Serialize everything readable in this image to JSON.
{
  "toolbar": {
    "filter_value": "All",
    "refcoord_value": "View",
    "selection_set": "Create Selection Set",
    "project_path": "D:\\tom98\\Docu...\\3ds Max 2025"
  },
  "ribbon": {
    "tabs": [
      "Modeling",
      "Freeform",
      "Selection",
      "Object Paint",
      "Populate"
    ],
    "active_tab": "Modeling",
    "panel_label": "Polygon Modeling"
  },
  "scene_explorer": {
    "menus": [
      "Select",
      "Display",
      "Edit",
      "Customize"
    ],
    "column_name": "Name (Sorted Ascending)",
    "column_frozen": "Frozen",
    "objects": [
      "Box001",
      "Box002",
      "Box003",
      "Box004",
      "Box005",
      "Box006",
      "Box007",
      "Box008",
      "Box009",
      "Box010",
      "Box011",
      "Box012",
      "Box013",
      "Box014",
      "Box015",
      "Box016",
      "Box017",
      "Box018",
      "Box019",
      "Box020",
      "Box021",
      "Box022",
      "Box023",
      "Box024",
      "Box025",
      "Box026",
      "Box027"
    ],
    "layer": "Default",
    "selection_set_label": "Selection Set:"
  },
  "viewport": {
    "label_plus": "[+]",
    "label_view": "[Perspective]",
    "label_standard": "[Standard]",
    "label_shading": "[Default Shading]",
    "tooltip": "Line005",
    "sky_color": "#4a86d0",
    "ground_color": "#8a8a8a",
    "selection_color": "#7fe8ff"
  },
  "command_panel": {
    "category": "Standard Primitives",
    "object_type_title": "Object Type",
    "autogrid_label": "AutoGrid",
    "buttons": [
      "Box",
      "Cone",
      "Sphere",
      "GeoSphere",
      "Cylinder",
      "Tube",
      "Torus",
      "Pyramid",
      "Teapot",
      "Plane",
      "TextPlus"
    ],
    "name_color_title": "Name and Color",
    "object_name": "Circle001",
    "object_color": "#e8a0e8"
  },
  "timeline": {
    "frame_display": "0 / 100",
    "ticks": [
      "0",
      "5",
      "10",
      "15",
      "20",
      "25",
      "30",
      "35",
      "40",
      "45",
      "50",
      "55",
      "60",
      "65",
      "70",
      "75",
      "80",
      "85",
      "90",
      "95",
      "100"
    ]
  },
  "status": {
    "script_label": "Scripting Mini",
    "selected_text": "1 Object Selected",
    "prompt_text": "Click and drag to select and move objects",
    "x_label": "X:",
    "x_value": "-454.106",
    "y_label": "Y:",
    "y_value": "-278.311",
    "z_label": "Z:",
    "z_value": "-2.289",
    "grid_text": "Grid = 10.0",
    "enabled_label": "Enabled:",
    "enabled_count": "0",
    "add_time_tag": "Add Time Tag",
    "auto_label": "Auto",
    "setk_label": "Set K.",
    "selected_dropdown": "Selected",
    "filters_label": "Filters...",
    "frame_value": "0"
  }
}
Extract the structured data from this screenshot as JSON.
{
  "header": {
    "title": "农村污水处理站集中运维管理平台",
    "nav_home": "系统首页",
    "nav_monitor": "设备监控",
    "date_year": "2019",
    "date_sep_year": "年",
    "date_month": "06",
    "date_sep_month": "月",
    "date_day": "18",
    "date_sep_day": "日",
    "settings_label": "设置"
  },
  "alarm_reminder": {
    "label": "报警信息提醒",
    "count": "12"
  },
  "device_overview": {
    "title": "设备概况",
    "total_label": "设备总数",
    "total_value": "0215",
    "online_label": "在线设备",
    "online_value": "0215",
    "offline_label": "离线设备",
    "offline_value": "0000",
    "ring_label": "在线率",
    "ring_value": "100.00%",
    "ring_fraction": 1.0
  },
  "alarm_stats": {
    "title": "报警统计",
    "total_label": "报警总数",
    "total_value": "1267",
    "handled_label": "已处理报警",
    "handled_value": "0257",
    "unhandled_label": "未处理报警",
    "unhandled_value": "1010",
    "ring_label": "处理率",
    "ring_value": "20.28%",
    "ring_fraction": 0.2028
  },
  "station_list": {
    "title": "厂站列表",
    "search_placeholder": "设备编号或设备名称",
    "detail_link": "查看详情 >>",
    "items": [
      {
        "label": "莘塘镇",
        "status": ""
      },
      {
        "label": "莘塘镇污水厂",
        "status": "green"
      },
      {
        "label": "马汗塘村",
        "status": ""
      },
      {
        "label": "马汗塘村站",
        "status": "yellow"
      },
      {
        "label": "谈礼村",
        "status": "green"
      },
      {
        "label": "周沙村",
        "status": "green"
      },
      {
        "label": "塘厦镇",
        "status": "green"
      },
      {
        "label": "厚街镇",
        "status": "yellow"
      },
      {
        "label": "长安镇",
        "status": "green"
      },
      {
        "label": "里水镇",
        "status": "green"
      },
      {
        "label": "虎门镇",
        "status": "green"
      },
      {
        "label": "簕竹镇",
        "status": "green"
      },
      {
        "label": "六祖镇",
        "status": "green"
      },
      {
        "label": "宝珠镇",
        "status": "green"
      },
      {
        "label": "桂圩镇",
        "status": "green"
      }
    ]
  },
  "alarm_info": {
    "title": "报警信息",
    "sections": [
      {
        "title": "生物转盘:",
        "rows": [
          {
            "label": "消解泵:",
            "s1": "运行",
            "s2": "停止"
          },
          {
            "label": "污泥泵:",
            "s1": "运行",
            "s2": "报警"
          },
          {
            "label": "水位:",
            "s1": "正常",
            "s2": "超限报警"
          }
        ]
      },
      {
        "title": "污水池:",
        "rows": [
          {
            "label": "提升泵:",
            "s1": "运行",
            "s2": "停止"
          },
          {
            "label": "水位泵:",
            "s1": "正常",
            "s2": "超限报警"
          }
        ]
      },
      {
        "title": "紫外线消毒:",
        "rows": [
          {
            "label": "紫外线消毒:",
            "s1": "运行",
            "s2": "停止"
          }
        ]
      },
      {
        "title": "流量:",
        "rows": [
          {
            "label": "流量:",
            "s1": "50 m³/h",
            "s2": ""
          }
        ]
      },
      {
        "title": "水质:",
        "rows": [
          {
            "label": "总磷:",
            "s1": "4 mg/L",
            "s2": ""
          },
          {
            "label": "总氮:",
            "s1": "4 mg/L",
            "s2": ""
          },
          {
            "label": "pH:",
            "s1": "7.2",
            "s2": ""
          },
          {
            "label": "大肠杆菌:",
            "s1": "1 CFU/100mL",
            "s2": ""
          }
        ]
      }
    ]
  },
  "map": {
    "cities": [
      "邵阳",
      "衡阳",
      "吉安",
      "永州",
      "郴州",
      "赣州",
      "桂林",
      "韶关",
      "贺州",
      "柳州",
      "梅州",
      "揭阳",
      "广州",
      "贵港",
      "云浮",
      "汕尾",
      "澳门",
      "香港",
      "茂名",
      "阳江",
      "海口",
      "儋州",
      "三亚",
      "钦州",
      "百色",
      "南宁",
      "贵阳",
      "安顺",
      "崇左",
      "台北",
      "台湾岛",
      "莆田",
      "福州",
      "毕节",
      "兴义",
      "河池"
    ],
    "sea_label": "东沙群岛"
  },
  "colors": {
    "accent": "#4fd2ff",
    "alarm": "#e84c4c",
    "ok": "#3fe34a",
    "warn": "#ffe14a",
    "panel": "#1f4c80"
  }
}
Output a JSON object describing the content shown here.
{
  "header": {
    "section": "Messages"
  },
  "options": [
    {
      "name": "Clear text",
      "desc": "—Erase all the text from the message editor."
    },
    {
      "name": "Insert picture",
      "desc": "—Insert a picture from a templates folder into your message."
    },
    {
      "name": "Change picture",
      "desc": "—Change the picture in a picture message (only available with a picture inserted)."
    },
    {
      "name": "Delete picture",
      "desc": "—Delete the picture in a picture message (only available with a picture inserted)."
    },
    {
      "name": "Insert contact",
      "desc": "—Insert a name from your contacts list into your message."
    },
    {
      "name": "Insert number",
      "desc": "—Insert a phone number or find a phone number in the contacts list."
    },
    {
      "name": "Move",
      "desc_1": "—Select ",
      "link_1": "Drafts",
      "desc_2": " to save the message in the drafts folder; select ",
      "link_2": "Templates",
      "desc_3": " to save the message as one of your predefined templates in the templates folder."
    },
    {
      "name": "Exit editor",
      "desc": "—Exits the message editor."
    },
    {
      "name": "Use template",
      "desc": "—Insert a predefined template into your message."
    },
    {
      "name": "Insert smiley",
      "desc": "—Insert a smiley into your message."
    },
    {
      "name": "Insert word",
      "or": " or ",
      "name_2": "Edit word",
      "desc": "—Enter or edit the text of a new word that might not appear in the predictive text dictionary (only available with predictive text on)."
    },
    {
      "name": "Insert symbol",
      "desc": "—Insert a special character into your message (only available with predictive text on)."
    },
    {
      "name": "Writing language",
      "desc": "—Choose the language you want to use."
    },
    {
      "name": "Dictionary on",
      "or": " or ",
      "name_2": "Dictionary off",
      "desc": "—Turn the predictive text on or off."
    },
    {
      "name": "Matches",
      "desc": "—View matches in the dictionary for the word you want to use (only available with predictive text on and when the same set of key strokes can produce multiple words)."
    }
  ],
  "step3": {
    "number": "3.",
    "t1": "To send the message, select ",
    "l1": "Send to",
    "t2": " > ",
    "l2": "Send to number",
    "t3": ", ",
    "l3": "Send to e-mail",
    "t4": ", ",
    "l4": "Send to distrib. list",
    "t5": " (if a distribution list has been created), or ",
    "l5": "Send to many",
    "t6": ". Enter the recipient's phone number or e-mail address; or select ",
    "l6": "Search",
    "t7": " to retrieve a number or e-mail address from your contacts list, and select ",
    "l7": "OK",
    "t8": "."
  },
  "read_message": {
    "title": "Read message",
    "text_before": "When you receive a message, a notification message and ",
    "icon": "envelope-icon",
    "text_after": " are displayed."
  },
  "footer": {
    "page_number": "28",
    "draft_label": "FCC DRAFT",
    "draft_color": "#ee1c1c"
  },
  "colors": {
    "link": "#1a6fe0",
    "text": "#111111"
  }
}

- - - - - - -

List each line in the listing that contains the string "word".

      "name": "Insert word",
      "name_2": "Edit word",
      "desc": "—Enter or edit the text of a new word that might not appear in the predictive text dictionary (only available with predictive text on)."
      "desc": "—View matches in the dictionary for the word you want to use (only available with predictive text on and when the same set of key strokes can produce multiple words)."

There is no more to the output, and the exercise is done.